EXERCISE DETAILS:
Scan the entries below and extract each line with the word "here" in it.
________________________________________
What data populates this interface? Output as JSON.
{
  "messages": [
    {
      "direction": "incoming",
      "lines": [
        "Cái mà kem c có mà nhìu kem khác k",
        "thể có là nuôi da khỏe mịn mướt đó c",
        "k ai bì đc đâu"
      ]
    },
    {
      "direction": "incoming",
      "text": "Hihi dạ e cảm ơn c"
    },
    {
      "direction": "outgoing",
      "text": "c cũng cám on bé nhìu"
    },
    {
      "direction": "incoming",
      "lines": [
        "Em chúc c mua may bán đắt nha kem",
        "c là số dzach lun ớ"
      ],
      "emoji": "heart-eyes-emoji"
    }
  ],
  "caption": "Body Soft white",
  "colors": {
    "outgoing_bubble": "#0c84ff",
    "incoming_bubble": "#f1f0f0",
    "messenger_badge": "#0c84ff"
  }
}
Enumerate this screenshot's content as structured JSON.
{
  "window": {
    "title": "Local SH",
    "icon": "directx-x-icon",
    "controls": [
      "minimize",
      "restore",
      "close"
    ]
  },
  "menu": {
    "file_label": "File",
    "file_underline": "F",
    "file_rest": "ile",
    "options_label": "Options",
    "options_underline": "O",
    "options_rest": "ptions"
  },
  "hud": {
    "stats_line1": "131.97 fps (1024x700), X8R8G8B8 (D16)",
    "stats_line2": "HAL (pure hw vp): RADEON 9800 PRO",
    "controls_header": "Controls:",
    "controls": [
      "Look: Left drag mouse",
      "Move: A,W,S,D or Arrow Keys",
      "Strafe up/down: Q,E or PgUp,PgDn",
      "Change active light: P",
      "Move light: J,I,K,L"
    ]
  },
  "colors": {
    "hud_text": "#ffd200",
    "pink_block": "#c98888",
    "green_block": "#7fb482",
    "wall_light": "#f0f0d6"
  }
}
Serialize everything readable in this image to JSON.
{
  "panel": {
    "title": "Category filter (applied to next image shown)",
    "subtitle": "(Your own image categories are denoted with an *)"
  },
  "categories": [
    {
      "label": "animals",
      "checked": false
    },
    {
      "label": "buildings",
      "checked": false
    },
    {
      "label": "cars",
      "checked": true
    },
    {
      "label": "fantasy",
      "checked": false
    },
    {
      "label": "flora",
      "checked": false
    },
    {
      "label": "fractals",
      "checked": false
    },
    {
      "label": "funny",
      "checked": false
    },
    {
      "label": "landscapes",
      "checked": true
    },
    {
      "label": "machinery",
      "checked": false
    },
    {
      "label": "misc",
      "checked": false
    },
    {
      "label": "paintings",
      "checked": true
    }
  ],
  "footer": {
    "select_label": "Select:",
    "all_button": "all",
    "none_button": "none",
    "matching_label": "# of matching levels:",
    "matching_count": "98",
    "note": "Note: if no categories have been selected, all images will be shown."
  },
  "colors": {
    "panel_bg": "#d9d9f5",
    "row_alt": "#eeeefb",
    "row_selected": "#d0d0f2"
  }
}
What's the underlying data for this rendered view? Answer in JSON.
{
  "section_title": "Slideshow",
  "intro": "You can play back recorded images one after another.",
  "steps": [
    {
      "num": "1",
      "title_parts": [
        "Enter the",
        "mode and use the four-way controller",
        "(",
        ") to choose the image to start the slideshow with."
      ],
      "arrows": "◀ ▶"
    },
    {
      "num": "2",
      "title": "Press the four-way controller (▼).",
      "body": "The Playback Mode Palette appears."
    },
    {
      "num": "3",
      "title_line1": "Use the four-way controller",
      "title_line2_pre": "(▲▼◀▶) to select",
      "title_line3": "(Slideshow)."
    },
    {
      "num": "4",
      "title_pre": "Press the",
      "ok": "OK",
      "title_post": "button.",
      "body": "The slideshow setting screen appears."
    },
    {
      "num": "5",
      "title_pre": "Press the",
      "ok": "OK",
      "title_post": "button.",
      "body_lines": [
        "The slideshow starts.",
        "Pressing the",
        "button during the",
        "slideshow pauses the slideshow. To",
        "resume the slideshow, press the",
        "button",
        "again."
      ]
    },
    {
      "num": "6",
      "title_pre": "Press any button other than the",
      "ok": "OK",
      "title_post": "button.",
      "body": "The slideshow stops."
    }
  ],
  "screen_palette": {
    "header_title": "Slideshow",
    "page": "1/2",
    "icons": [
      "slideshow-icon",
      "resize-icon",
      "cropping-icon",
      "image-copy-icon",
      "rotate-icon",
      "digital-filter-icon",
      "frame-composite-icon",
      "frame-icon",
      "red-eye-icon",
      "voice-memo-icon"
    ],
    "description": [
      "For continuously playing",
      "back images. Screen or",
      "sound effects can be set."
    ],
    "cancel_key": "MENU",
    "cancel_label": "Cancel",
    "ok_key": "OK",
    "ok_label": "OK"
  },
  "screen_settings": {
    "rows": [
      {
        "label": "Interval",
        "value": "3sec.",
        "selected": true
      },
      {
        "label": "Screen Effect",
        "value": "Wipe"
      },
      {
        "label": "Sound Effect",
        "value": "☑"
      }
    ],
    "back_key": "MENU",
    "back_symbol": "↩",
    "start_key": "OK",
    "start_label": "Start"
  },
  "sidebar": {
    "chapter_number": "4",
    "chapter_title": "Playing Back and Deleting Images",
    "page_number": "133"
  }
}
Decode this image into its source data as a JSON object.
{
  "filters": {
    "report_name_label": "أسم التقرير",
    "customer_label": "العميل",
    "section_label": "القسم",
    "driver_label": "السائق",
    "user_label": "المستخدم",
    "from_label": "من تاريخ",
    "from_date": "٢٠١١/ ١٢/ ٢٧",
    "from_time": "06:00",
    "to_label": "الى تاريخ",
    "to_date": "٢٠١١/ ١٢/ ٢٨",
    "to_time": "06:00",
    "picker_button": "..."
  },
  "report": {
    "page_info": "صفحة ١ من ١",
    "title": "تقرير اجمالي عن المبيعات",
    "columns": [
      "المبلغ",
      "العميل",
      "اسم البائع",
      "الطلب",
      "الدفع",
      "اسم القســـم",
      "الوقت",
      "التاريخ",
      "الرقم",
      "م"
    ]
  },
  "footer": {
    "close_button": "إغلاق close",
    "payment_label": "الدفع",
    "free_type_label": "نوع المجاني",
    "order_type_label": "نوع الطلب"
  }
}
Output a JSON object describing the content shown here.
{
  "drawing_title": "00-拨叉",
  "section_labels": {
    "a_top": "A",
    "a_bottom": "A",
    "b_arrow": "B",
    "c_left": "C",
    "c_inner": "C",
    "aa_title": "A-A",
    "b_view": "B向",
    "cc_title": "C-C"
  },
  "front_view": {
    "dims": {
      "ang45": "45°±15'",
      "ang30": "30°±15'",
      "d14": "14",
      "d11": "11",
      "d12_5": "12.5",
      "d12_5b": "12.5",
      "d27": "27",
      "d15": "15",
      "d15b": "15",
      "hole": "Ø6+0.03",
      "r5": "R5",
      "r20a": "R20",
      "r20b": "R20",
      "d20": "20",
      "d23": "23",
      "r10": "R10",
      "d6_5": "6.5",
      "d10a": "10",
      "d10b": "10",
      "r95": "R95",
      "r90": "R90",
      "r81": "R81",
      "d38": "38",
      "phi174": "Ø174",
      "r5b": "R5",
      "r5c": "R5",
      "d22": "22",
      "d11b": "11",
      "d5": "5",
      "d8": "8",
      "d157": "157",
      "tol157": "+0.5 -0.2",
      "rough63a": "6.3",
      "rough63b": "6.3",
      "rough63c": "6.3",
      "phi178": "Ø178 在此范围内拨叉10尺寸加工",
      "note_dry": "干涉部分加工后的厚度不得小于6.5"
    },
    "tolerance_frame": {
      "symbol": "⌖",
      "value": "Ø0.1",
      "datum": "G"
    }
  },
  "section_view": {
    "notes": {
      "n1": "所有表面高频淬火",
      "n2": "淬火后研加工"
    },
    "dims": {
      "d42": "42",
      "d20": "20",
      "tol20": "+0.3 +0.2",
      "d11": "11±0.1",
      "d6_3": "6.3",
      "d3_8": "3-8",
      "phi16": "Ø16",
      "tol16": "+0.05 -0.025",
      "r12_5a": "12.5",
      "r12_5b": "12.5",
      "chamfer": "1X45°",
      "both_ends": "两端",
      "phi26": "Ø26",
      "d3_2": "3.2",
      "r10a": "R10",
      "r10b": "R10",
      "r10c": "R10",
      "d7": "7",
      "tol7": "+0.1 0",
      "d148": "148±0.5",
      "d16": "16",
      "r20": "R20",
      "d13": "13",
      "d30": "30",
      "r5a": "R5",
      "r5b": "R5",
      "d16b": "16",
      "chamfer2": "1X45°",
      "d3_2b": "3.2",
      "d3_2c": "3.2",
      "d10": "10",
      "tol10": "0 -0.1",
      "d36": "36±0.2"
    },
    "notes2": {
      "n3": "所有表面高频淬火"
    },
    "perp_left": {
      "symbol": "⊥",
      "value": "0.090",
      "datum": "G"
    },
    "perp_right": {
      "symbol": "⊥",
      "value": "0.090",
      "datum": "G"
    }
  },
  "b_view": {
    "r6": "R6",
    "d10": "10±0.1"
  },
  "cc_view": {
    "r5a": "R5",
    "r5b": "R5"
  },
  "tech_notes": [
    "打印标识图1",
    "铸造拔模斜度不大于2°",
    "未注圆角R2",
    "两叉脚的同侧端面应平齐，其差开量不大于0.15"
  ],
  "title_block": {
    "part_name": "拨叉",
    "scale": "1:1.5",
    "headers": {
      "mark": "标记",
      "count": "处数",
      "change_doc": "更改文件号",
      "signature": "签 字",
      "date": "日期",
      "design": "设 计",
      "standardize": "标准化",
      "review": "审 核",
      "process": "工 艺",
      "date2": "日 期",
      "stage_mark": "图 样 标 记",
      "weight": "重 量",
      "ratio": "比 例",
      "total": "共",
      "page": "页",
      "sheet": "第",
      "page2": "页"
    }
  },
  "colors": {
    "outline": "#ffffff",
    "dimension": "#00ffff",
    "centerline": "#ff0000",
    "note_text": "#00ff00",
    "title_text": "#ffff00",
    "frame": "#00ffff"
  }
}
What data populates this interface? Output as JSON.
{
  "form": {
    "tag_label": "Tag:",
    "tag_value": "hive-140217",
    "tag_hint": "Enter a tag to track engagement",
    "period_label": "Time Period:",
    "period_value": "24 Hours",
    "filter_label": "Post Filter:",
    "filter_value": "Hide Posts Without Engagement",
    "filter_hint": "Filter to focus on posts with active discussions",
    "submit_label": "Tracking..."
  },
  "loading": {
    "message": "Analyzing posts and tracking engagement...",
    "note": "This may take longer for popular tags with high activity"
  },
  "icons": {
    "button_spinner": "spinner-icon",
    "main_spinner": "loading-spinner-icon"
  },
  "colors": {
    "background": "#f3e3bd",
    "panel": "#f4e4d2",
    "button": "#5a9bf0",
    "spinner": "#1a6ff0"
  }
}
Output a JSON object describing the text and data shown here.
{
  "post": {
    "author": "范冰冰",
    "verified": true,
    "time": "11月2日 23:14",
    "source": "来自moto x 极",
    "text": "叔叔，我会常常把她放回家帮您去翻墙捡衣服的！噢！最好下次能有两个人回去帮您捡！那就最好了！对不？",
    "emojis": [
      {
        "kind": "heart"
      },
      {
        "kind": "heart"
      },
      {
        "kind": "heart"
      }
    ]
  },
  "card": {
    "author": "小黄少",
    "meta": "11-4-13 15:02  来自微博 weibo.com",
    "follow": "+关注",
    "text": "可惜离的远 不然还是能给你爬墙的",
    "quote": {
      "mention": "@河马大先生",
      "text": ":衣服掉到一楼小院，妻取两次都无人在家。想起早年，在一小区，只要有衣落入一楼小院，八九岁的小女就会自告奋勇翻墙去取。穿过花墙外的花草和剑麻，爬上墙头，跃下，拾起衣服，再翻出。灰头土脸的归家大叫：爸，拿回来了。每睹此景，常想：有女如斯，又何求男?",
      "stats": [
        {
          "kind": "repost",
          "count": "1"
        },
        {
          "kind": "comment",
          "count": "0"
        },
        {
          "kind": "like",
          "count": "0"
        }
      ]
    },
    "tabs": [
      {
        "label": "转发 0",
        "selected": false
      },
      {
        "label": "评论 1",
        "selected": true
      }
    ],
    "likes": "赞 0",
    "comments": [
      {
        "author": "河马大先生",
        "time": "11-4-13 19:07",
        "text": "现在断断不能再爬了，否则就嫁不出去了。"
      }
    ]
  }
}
________________________________________
SOLUTION TO THE EXERCISE:
Output a JSON object describing the content shown here.
Output a JSON object describing the text and data shown here.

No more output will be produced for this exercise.